EXERCISE:
Copy each line of the records that contains the word "true".

DATA TO USE:
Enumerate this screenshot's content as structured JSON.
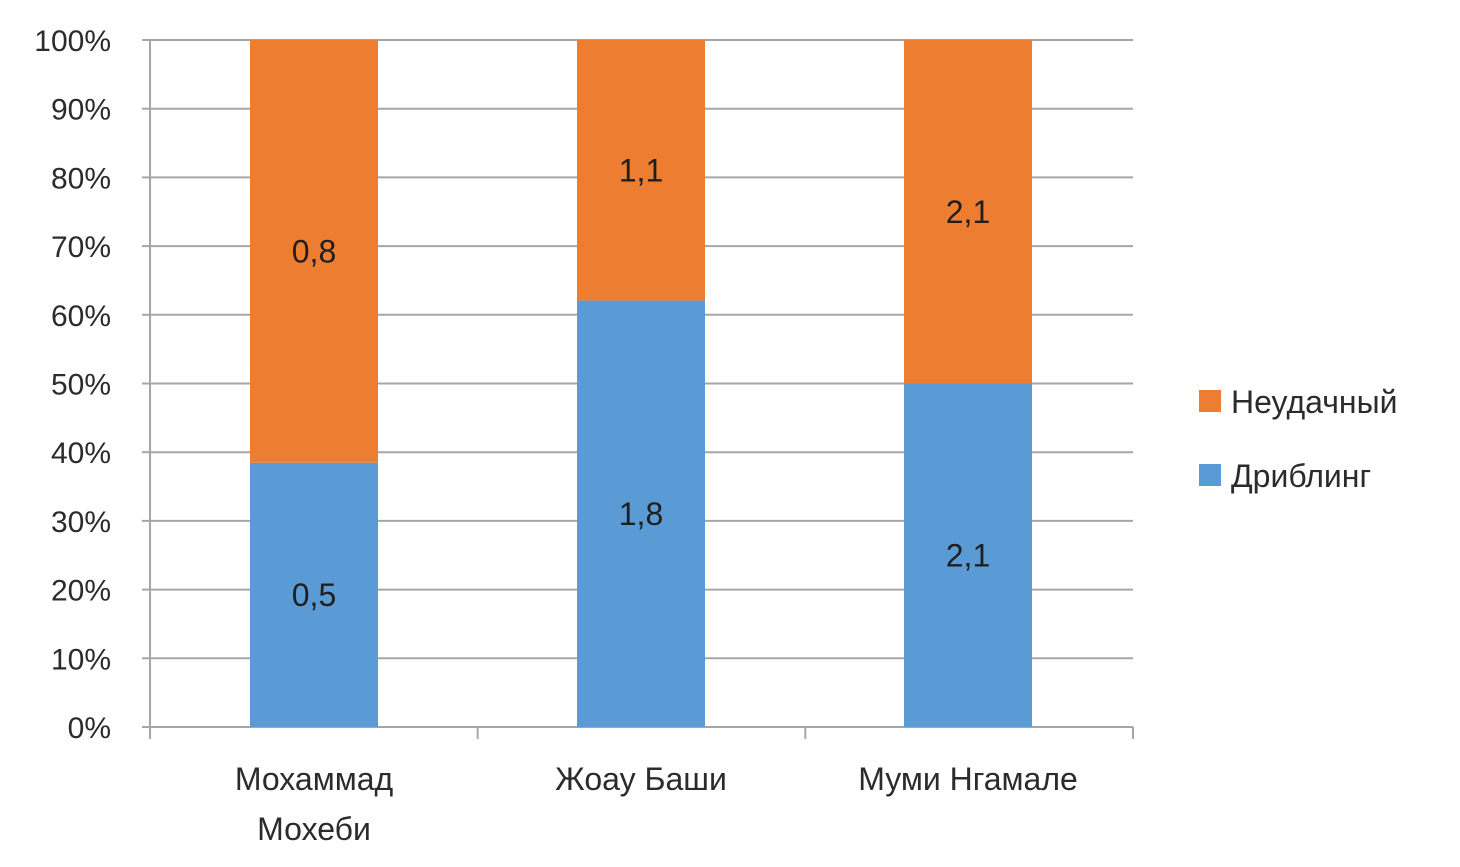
{
  "chart_data": {
    "type": "bar",
    "stacked": true,
    "normalized": true,
    "categories": [
      [
        "Мохаммад",
        "Мохеби"
      ],
      [
        "Жоау Баши"
      ],
      [
        "Муми Нгамале"
      ]
    ],
    "series": [
      {
        "name": "Дриблинг",
        "color": "#5b9bd5",
        "values": [
          0.5,
          1.8,
          2.1
        ],
        "labels": [
          "0,5",
          "1,8",
          "2,1"
        ]
      },
      {
        "name": "Неудачный",
        "color": "#ed7d31",
        "values": [
          0.8,
          1.1,
          2.1
        ],
        "labels": [
          "0,8",
          "1,1",
          "2,1"
        ]
      }
    ],
    "yticks": [
      "0%",
      "10%",
      "20%",
      "30%",
      "40%",
      "50%",
      "60%",
      "70%",
      "80%",
      "90%",
      "100%"
    ],
    "ylim": [
      0,
      100
    ],
    "ylabel_format": "percent",
    "grid": true,
    "gridColor": "#a6a6a6",
    "legend": {
      "position": "right",
      "order": [
        "Неудачный",
        "Дриблинг"
      ]
    }
  }
}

SOLUTION TO THE EXERCISE:
    "stacked": true,
    "normalized": true,
    "grid": true,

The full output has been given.